### OBJECTIVE
Every record below should be printed exactly as given.

(Data entries)
** start **

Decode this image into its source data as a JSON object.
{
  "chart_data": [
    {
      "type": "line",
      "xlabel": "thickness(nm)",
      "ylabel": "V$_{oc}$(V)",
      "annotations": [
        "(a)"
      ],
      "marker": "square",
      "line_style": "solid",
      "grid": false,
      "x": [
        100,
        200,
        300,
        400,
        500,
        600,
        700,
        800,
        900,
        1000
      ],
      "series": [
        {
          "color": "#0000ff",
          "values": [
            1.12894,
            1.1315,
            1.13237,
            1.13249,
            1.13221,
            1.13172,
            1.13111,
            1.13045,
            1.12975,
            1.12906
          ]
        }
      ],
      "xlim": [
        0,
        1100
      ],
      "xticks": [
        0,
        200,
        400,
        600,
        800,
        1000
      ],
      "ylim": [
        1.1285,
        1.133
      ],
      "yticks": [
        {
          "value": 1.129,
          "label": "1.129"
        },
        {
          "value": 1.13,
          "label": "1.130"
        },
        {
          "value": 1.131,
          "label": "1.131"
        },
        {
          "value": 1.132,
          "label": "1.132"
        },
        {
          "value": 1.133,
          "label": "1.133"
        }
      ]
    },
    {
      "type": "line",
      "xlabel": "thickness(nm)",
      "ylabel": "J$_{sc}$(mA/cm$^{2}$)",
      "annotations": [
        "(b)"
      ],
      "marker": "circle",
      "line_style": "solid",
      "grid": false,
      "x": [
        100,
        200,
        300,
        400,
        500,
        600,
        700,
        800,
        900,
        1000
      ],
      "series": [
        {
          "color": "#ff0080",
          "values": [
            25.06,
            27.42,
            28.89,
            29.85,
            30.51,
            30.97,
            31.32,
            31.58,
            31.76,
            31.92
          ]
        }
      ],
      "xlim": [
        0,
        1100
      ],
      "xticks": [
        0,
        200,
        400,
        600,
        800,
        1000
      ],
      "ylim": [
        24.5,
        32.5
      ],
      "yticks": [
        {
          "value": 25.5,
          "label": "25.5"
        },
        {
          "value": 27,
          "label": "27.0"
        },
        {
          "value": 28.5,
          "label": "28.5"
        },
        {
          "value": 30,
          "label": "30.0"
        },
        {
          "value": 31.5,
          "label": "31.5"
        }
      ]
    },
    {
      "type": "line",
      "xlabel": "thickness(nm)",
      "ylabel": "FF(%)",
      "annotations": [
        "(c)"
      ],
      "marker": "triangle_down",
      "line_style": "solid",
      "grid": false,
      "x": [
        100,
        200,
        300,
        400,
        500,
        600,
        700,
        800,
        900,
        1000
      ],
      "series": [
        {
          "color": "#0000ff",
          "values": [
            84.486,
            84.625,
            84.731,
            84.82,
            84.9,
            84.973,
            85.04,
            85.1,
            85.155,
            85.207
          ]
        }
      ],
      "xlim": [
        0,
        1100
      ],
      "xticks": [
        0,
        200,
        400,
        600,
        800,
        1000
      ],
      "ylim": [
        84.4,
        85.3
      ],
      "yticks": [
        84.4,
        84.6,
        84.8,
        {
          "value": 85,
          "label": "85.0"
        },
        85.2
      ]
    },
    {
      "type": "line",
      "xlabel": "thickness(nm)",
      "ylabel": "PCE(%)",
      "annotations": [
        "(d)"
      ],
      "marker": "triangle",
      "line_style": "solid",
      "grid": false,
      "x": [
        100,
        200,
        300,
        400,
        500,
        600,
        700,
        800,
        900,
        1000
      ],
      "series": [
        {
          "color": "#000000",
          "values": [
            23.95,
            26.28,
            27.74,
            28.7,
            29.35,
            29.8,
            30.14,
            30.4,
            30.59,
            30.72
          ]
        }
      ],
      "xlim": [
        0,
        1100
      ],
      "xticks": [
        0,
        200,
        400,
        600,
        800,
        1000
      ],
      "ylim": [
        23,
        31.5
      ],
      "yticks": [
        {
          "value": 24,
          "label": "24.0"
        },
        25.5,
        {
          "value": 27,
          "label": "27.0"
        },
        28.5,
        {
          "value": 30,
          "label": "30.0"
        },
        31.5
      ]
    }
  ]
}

** end **

### FULL ANSWER
Decode this image into its source data as a JSON object.
{
  "chart_data": [
    {
      "type": "line",
      "xlabel": "thickness(nm)",
      "ylabel": "V$_{oc}$(V)",
      "annotations": [
        "(a)"
      ],
      "marker": "square",
      "line_style": "solid",
      "grid": false,
      "x": [
        100,
        200,
        300,
        400,
        500,
        600,
        700,
        800,
        900,
        1000
      ],
      "series": [
        {
          "color": "#0000ff",
          "values": [
            1.12894,
            1.1315,
            1.13237,
            1.13249,
            1.13221,
            1.13172,
            1.13111,
            1.13045,
            1.12975,
            1.12906
          ]
        }
      ],
      "xlim": [
        0,
        1100
      ],
      "xticks": [
        0,
        200,
        400,
        600,
        800,
        1000
      ],
      "ylim": [
        1.1285,
        1.133
      ],
      "yticks": [
        {
          "value": 1.129,
          "label": "1.129"
        },
        {
          "value": 1.13,
          "label": "1.130"
        },
        {
          "value": 1.131,
          "label": "1.131"
        },
        {
          "value": 1.132,
          "label": "1.132"
        },
        {
          "value": 1.133,
          "label": "1.133"
        }
      ]
    },
    {
      "type": "line",
      "xlabel": "thickness(nm)",
      "ylabel": "J$_{sc}$(mA/cm$^{2}$)",
      "annotations": [
        "(b)"
      ],
      "marker": "circle",
      "line_style": "solid",
      "grid": false,
      "x": [
        100,
        200,
        300,
        400,
        500,
        600,
        700,
        800,
        900,
        1000
      ],
      "series": [
        {
          "color": "#ff0080",
          "values": [
            25.06,
            27.42,
            28.89,
            29.85,
            30.51,
            30.97,
            31.32,
            31.58,
            31.76,
            31.92
          ]
        }
      ],
      "xlim": [
        0,
        1100
      ],
      "xticks": [
        0,
        200,
        400,
        600,
        800,
        1000
      ],
      "ylim": [
        24.5,
        32.5
      ],
      "yticks": [
        {
          "value": 25.5,
          "label": "25.5"
        },
        {
          "value": 27,
          "label": "27.0"
        },
        {
          "value": 28.5,
          "label": "28.5"
        },
        {
          "value": 30,
          "label": "30.0"
        },
        {
          "value": 31.5,
          "label": "31.5"
        }
      ]
    },
    {
      "type": "line",
      "xlabel": "thickness(nm)",
      "ylabel": "FF(%)",
      "annotations": [
        "(c)"
      ],
      "marker": "triangle_down",
      "line_style": "solid",
      "grid": false,
      "x": [
        100,
        200,
        300,
        400,
        500,
        600,
        700,
        800,
        900,
        1000
      ],
      "series": [
        {
          "color": "#0000ff",
          "values": [
            84.486,
            84.625,
            84.731,
            84.82,
            84.9,
            84.973,
            85.04,
            85.1,
            85.155,
            85.207
          ]
        }
      ],
      "xlim": [
        0,
        1100
      ],
      "xticks": [
        0,
        200,
        400,
        600,
        800,
        1000
      ],
      "ylim": [
        84.4,
        85.3
      ],
      "yticks": [
        84.4,
        84.6,
        84.8,
        {
          "value": 85,
          "label": "85.0"
        },
        85.2
      ]
    },
    {
      "type": "line",
      "xlabel": "thickness(nm)",
      "ylabel": "PCE(%)",
      "annotations": [
        "(d)"
      ],
      "marker": "triangle",
      "line_style": "solid",
      "grid": false,
      "x": [
        100,
        200,
        300,
        400,
        500,
        600,
        700,
        800,
        900,
        1000
      ],
      "series": [
        {
          "color": "#000000",
          "values": [
            23.95,
            26.28,
            27.74,
            28.7,
            29.35,
            29.8,
            30.14,
            30.4,
            30.59,
            30.72
          ]
        }
      ],
      "xlim": [
        0,
        1100
      ],
      "xticks": [
        0,
        200,
        400,
        600,
        800,
        1000
      ],
      "ylim": [
        23,
        31.5
      ],
      "yticks": [
        {
          "value": 24,
          "label": "24.0"
        },
        25.5,
        {
          "value": 27,
          "label": "27.0"
        },
        28.5,
        {
          "value": 30,
          "label": "30.0"
        },
        31.5
      ]
    }
  ]
}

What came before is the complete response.